GIVEN REQUEST: Print out every line, exactly as written.

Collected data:

-- Begin --

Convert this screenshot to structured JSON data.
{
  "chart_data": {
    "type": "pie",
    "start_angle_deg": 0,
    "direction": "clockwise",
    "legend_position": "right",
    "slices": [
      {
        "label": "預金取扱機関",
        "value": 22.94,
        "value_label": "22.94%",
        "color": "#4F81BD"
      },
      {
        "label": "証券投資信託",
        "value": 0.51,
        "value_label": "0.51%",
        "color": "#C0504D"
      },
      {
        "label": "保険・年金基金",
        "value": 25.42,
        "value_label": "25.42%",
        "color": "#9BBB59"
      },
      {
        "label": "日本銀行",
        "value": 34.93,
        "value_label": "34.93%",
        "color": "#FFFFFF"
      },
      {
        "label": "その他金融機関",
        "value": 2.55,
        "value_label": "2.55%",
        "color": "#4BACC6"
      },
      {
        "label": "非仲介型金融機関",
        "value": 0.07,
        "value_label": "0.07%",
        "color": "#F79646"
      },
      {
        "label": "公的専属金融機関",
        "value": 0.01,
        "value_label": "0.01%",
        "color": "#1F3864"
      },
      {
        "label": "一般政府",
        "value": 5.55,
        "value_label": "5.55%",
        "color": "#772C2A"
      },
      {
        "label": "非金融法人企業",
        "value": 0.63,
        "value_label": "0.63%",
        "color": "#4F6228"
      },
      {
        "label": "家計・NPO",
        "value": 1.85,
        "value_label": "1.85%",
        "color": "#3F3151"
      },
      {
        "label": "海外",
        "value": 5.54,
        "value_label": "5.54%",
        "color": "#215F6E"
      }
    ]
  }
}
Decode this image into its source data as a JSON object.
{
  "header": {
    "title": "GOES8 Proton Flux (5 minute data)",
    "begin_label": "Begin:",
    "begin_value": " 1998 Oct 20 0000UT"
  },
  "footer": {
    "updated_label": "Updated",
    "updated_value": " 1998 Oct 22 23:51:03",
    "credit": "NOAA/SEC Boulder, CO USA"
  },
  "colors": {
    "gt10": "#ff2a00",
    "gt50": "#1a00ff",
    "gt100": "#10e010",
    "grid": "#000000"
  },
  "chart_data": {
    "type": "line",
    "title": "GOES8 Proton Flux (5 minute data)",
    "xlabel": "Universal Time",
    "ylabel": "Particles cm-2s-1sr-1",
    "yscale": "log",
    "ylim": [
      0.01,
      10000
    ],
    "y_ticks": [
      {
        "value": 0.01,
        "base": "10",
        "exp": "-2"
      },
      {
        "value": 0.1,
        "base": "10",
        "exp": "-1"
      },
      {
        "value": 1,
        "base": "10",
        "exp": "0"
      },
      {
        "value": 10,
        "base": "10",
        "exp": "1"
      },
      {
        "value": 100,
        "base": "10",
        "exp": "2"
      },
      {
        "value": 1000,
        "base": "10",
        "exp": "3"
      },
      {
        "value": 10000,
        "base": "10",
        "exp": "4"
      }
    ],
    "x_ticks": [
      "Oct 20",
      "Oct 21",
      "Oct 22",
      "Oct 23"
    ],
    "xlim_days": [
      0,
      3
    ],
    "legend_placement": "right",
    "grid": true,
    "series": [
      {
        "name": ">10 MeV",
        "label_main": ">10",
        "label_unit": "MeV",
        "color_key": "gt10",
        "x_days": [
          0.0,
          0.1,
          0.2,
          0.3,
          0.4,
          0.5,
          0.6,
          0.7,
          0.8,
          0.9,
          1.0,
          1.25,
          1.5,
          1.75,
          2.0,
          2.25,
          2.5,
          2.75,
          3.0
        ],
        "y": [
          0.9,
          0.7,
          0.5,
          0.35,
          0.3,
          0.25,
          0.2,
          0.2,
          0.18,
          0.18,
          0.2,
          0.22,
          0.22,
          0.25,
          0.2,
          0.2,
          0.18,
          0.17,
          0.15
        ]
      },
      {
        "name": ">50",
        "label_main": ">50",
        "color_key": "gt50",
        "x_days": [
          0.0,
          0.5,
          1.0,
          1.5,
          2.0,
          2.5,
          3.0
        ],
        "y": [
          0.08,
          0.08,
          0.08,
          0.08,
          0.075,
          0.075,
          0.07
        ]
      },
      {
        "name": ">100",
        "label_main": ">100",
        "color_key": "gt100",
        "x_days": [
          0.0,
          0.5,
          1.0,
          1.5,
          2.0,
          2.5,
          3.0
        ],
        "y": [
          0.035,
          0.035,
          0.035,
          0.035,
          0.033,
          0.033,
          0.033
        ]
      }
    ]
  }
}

-- End --

WORKED SOLUTION:
Convert this screenshot to structured JSON data.
{
  "chart_data": {
    "type": "pie",
    "start_angle_deg": 0,
    "direction": "clockwise",
    "legend_position": "right",
    "slices": [
      {
        "label": "預金取扱機関",
        "value": 22.94,
        "value_label": "22.94%",
        "color": "#4F81BD"
      },
      {
        "label": "証券投資信託",
        "value": 0.51,
        "value_label": "0.51%",
        "color": "#C0504D"
      },
      {
        "label": "保険・年金基金",
        "value": 25.42,
        "value_label": "25.42%",
        "color": "#9BBB59"
      },
      {
        "label": "日本銀行",
        "value": 34.93,
        "value_label": "34.93%",
        "color": "#FFFFFF"
      },
      {
        "label": "その他金融機関",
        "value": 2.55,
        "value_label": "2.55%",
        "color": "#4BACC6"
      },
      {
        "label": "非仲介型金融機関",
        "value": 0.07,
        "value_label": "0.07%",
        "color": "#F79646"
      },
      {
        "label": "公的専属金融機関",
        "value": 0.01,
        "value_label": "0.01%",
        "color": "#1F3864"
      },
      {
        "label": "一般政府",
        "value": 5.55,
        "value_label": "5.55%",
        "color": "#772C2A"
      },
      {
        "label": "非金融法人企業",
        "value": 0.63,
        "value_label": "0.63%",
        "color": "#4F6228"
      },
      {
        "label": "家計・NPO",
        "value": 1.85,
        "value_label": "1.85%",
        "color": "#3F3151"
      },
      {
        "label": "海外",
        "value": 5.54,
        "value_label": "5.54%",
        "color": "#215F6E"
      }
    ]
  }
}
Decode this image into its source data as a JSON object.
{
  "header": {
    "title": "GOES8 Proton Flux (5 minute data)",
    "begin_label": "Begin:",
    "begin_value": " 1998 Oct 20 0000UT"
  },
  "footer": {
    "updated_label": "Updated",
    "updated_value": " 1998 Oct 22 23:51:03",
    "credit": "NOAA/SEC Boulder, CO USA"
  },
  "colors": {
    "gt10": "#ff2a00",
    "gt50": "#1a00ff",
    "gt100": "#10e010",
    "grid": "#000000"
  },
  "chart_data": {
    "type": "line",
    "title": "GOES8 Proton Flux (5 minute data)",
    "xlabel": "Universal Time",
    "ylabel": "Particles cm-2s-1sr-1",
    "yscale": "log",
    "ylim": [
      0.01,
      10000
    ],
    "y_ticks": [
      {
        "value": 0.01,
        "base": "10",
        "exp": "-2"
      },
      {
        "value": 0.1,
        "base": "10",
        "exp": "-1"
      },
      {
        "value": 1,
        "base": "10",
        "exp": "0"
      },
      {
        "value": 10,
        "base": "10",
        "exp": "1"
      },
      {
        "value": 100,
        "base": "10",
        "exp": "2"
      },
      {
        "value": 1000,
        "base": "10",
        "exp": "3"
      },
      {
        "value": 10000,
        "base": "10",
        "exp": "4"
      }
    ],
    "x_ticks": [
      "Oct 20",
      "Oct 21",
      "Oct 22",
      "Oct 23"
    ],
    "xlim_days": [
      0,
      3
    ],
    "legend_placement": "right",
    "grid": true,
    "series": [
      {
        "name": ">10 MeV",
        "label_main": ">10",
        "label_unit": "MeV",
        "color_key": "gt10",
        "x_days": [
          0.0,
          0.1,
          0.2,
          0.3,
          0.4,
          0.5,
          0.6,
          0.7,
          0.8,
          0.9,
          1.0,
          1.25,
          1.5,
          1.75,
          2.0,
          2.25,
          2.5,
          2.75,
          3.0
        ],
        "y": [
          0.9,
          0.7,
          0.5,
          0.35,
          0.3,
          0.25,
          0.2,
          0.2,
          0.18,
          0.18,
          0.2,
          0.22,
          0.22,
          0.25,
          0.2,
          0.2,
          0.18,
          0.17,
          0.15
        ]
      },
      {
        "name": ">50",
        "label_main": ">50",
        "color_key": "gt50",
        "x_days": [
          0.0,
          0.5,
          1.0,
          1.5,
          2.0,
          2.5,
          3.0
        ],
        "y": [
          0.08,
          0.08,
          0.08,
          0.08,
          0.075,
          0.075,
          0.07
        ]
      },
      {
        "name": ">100",
        "label_main": ">100",
        "color_key": "gt100",
        "x_days": [
          0.0,
          0.5,
          1.0,
          1.5,
          2.0,
          2.5,
          3.0
        ],
        "y": [
          0.035,
          0.035,
          0.035,
          0.035,
          0.033,
          0.033,
          0.033
        ]
      }
    ]
  }
}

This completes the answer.